PROBLEM TO WORK ON> Copy verbatim the span of lines beginning at the line that contains "Output the underlying" and ending with the final line of the data. Exclude pictures from the copy.

(Figure dataset records)
════════════════

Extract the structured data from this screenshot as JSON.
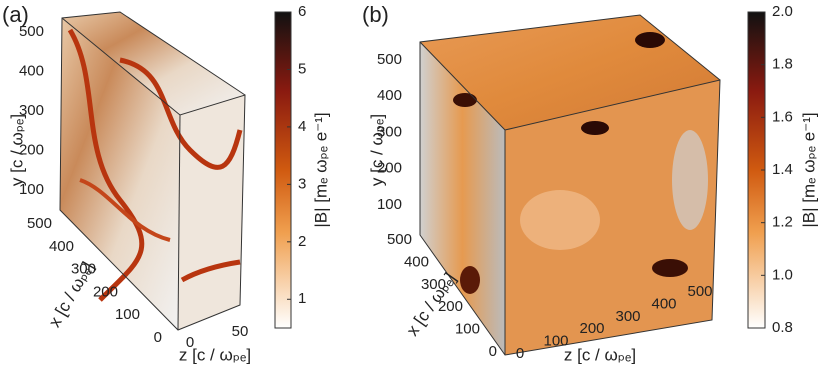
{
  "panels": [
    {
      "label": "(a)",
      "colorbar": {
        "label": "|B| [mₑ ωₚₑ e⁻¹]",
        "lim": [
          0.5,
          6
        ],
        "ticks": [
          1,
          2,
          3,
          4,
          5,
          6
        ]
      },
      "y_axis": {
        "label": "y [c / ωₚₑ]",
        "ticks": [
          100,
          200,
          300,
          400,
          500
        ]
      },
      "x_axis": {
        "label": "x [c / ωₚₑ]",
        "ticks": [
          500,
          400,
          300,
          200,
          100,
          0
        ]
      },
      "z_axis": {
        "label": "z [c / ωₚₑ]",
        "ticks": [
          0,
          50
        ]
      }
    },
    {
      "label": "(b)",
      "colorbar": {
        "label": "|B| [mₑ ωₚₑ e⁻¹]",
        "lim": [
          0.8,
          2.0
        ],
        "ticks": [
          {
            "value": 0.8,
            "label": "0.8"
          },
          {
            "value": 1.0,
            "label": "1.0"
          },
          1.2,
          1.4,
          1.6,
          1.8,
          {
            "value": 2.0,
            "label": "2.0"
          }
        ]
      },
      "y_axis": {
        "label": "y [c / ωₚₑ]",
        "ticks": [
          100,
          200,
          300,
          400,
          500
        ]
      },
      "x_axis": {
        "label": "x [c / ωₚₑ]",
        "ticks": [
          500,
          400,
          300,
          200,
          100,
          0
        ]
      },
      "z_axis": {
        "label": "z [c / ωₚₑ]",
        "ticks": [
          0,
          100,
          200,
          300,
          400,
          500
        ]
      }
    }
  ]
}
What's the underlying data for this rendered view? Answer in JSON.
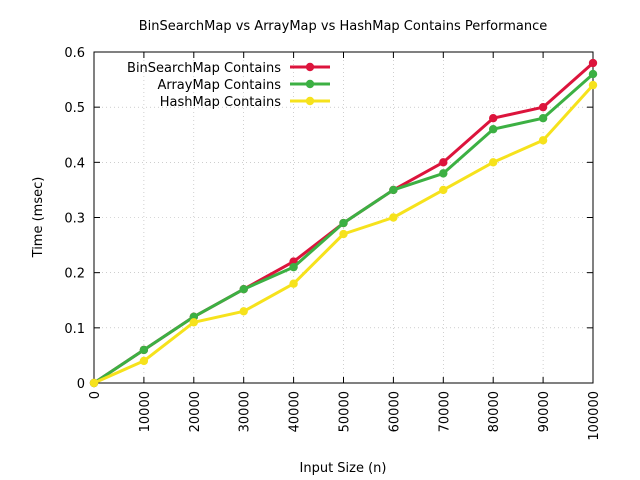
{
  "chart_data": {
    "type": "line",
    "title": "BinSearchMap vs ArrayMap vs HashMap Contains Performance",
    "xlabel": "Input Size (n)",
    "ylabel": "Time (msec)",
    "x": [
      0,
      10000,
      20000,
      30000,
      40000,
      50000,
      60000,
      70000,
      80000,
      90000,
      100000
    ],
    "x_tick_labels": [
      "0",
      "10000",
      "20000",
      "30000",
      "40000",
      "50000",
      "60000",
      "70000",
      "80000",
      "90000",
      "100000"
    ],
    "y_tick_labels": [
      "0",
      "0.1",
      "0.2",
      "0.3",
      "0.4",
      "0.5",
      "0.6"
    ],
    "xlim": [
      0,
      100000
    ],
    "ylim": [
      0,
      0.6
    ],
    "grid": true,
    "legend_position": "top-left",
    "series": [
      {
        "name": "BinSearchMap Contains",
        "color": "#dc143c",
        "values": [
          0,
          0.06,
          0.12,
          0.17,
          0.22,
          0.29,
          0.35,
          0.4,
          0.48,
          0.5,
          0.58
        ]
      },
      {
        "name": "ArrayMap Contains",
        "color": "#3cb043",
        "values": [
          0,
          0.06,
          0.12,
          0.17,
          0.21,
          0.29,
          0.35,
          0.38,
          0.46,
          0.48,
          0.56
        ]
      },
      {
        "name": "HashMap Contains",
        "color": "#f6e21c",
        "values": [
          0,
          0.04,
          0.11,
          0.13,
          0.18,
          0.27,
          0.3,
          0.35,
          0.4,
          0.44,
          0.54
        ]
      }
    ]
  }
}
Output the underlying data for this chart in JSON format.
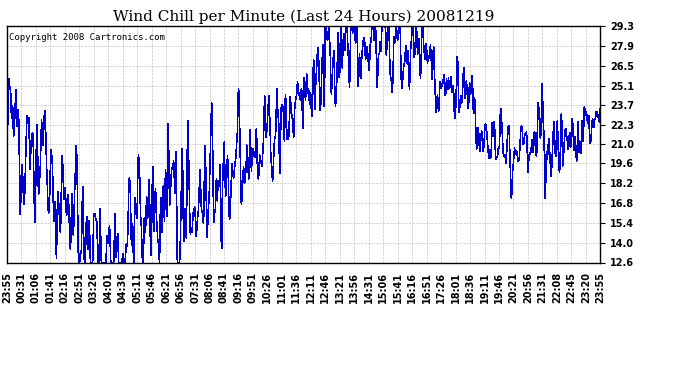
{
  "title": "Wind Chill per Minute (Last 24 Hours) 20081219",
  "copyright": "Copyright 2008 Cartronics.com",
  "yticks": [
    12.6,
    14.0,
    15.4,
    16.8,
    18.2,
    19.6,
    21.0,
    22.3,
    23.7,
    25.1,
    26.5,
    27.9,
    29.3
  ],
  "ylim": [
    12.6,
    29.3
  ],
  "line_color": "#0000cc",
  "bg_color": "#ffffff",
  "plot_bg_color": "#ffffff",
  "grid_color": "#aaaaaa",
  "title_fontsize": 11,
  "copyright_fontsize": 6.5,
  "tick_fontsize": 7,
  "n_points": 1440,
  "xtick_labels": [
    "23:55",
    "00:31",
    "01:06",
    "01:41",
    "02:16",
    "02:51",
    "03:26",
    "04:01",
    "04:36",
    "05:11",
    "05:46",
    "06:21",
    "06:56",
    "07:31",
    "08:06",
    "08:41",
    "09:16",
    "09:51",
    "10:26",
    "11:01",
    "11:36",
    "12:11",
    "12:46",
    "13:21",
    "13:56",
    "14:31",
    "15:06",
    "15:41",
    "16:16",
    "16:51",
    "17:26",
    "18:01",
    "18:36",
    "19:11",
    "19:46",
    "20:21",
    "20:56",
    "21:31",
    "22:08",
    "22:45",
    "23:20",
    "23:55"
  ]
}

════════════════

EXERCISE ANSWER>
Output the underlying data for this chart in JSON format.
{
  "title": "Wind Chill per Minute (Last 24 Hours) 20081219",
  "copyright": "Copyright 2008 Cartronics.com",
  "yticks": [
    12.6,
    14.0,
    15.4,
    16.8,
    18.2,
    19.6,
    21.0,
    22.3,
    23.7,
    25.1,
    26.5,
    27.9,
    29.3
  ],
  "ylim": [
    12.6,
    29.3
  ],
  "line_color": "#0000cc",
  "bg_color": "#ffffff",
  "plot_bg_color": "#ffffff",
  "grid_color": "#aaaaaa",
  "title_fontsize": 11,
  "copyright_fontsize": 6.5,
  "tick_fontsize": 7,
  "n_points": 1440,
  "xtick_labels": [
    "23:55",
    "00:31",
    "01:06",
    "01:41",
    "02:16",
    "02:51",
    "03:26",
    "04:01",
    "04:36",
    "05:11",
    "05:46",
    "06:21",
    "06:56",
    "07:31",
    "08:06",
    "08:41",
    "09:16",
    "09:51",
    "10:26",
    "11:01",
    "11:36",
    "12:11",
    "12:46",
    "13:21",
    "13:56",
    "14:31",
    "15:06",
    "15:41",
    "16:16",
    "16:51",
    "17:26",
    "18:01",
    "18:36",
    "19:11",
    "19:46",
    "20:21",
    "20:56",
    "21:31",
    "22:08",
    "22:45",
    "23:20",
    "23:55"
  ]
}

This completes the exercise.